Written instruction
Print the listing as it stands, omitting all images.

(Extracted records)
:::

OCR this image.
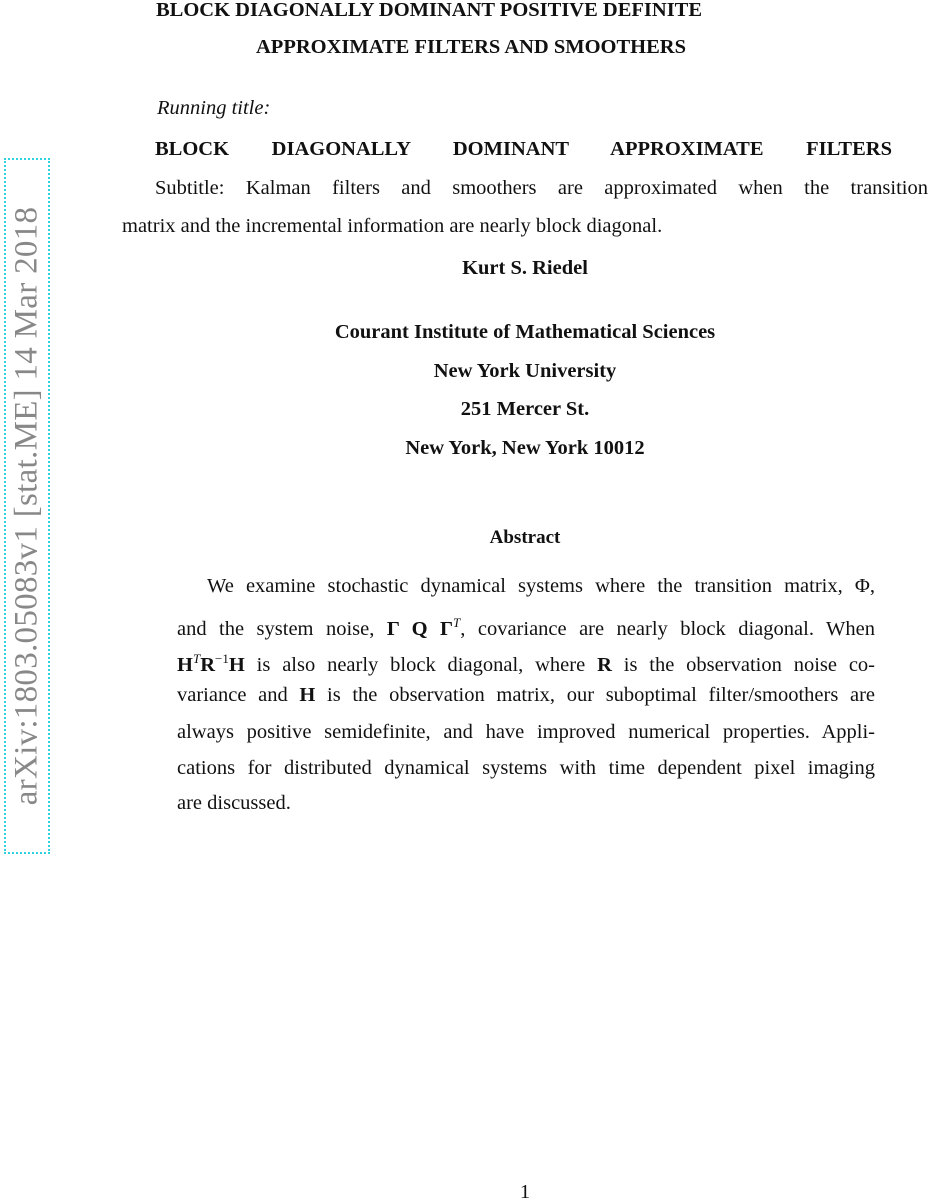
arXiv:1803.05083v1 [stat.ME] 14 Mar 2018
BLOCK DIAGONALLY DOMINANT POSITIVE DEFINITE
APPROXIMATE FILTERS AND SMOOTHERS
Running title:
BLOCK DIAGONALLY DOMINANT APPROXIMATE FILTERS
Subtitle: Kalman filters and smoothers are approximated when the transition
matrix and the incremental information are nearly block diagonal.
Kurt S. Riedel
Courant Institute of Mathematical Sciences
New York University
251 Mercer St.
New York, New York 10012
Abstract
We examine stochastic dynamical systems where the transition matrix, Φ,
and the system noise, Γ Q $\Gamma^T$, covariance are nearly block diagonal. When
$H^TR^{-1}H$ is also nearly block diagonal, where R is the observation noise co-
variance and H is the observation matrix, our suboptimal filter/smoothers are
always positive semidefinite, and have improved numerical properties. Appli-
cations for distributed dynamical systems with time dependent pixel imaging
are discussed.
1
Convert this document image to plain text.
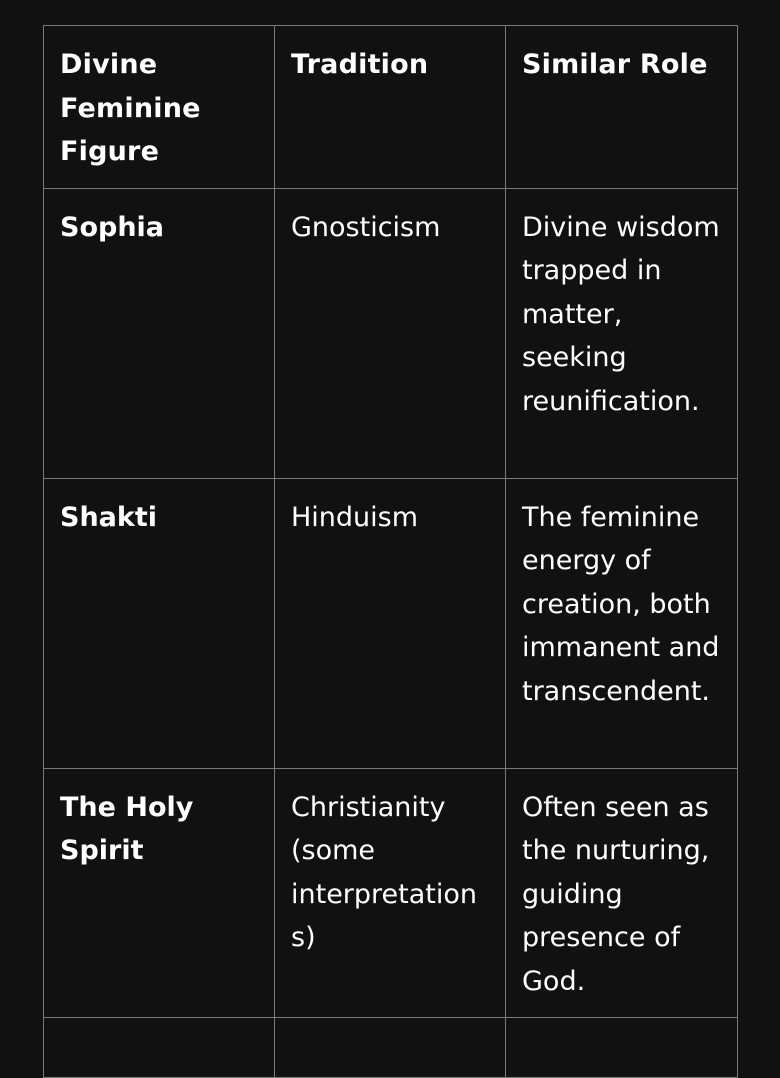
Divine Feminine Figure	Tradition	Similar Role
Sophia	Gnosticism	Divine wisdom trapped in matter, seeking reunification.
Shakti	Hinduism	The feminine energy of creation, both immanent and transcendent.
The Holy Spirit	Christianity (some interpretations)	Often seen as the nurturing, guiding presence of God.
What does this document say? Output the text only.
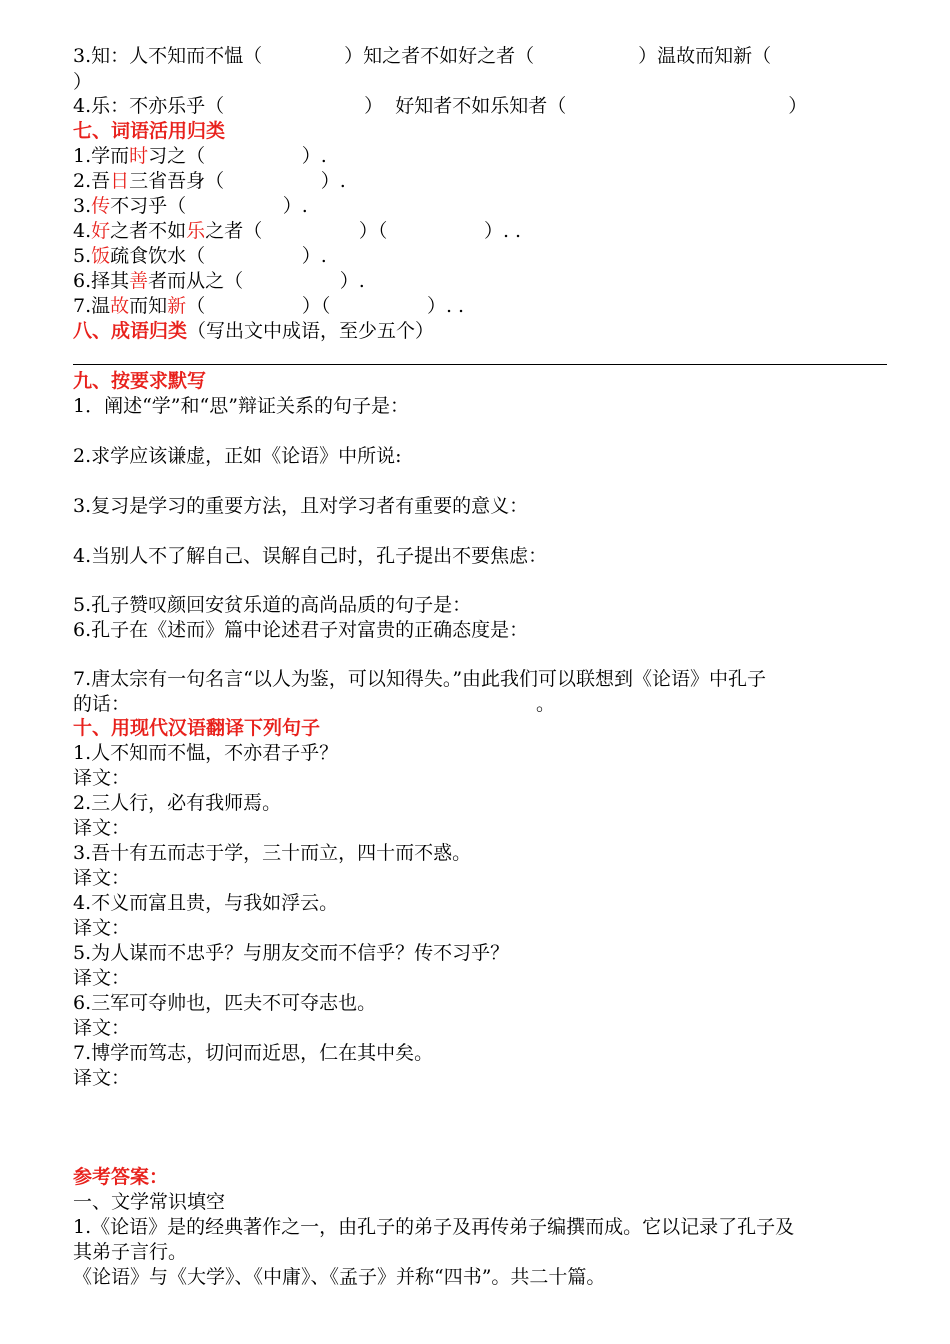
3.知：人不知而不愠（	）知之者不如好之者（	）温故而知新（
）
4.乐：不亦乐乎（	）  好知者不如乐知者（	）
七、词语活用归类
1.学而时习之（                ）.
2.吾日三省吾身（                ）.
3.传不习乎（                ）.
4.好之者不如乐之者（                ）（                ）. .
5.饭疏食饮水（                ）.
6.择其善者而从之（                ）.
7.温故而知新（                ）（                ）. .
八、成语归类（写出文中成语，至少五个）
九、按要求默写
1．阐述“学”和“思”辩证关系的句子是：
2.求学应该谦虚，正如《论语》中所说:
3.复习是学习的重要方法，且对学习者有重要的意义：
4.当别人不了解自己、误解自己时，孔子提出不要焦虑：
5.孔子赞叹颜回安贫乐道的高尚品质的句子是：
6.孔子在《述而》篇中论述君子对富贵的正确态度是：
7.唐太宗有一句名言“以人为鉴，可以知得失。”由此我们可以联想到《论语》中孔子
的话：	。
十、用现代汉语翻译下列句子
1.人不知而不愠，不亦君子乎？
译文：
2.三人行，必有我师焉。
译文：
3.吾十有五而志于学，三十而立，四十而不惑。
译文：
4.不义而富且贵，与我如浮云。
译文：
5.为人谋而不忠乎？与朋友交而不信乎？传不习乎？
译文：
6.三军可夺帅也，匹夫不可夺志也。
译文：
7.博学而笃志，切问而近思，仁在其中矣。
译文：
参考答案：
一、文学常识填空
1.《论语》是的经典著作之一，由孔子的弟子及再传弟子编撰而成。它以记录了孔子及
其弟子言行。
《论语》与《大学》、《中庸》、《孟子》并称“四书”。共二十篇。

:::

Answer to this problem
OCR this image.
arXiv:1803.05083v1 [stat.ME] 14 Mar 2018
BLOCK DIAGONALLY DOMINANT POSITIVE DEFINITE
APPROXIMATE FILTERS AND SMOOTHERS
Running title:
BLOCK DIAGONALLY DOMINANT APPROXIMATE FILTERS
Subtitle: Kalman filters and smoothers are approximated when the transition
matrix and the incremental information are nearly block diagonal.
Kurt S. Riedel
Courant Institute of Mathematical Sciences
New York University
251 Mercer St.
New York, New York 10012
Abstract
We examine stochastic dynamical systems where the transition matrix, Φ,
and the system noise, Γ Q $\Gamma^T$, covariance are nearly block diagonal. When
$H^TR^{-1}H$ is also nearly block diagonal, where R is the observation noise co-
variance and H is the observation matrix, our suboptimal filter/smoothers are
always positive semidefinite, and have improved numerical properties. Appli-
cations for distributed dynamical systems with time dependent pixel imaging
are discussed.
1
Convert this document image to plain text.
Divine Feminine Figure	Tradition	Similar Role
Sophia	Gnosticism	Divine wisdom trapped in matter, seeking reunification.
Shakti	Hinduism	The feminine energy of creation, both immanent and transcendent.
The Holy Spirit	Christianity (some interpretations)	Often seen as the nurturing, guiding presence of God.
What does this document say? Output the text only.
3.知：人不知而不愠（	）知之者不如好之者（	）温故而知新（
）
4.乐：不亦乐乎（	）  好知者不如乐知者（	）
七、词语活用归类
1.学而时习之（                ）.
2.吾日三省吾身（                ）.
3.传不习乎（                ）.
4.好之者不如乐之者（                ）（                ）. .
5.饭疏食饮水（                ）.
6.择其善者而从之（                ）.
7.温故而知新（                ）（                ）. .
八、成语归类（写出文中成语，至少五个）
九、按要求默写
1．阐述“学”和“思”辩证关系的句子是：
2.求学应该谦虚，正如《论语》中所说:
3.复习是学习的重要方法，且对学习者有重要的意义：
4.当别人不了解自己、误解自己时，孔子提出不要焦虑：
5.孔子赞叹颜回安贫乐道的高尚品质的句子是：
6.孔子在《述而》篇中论述君子对富贵的正确态度是：
7.唐太宗有一句名言“以人为鉴，可以知得失。”由此我们可以联想到《论语》中孔子
的话：	。
十、用现代汉语翻译下列句子
1.人不知而不愠，不亦君子乎？
译文：
2.三人行，必有我师焉。
译文：
3.吾十有五而志于学，三十而立，四十而不惑。
译文：
4.不义而富且贵，与我如浮云。
译文：
5.为人谋而不忠乎？与朋友交而不信乎？传不习乎？
译文：
6.三军可夺帅也，匹夫不可夺志也。
译文：
7.博学而笃志，切问而近思，仁在其中矣。
译文：
参考答案：
一、文学常识填空
1.《论语》是的经典著作之一，由孔子的弟子及再传弟子编撰而成。它以记录了孔子及
其弟子言行。
《论语》与《大学》、《中庸》、《孟子》并称“四书”。共二十篇。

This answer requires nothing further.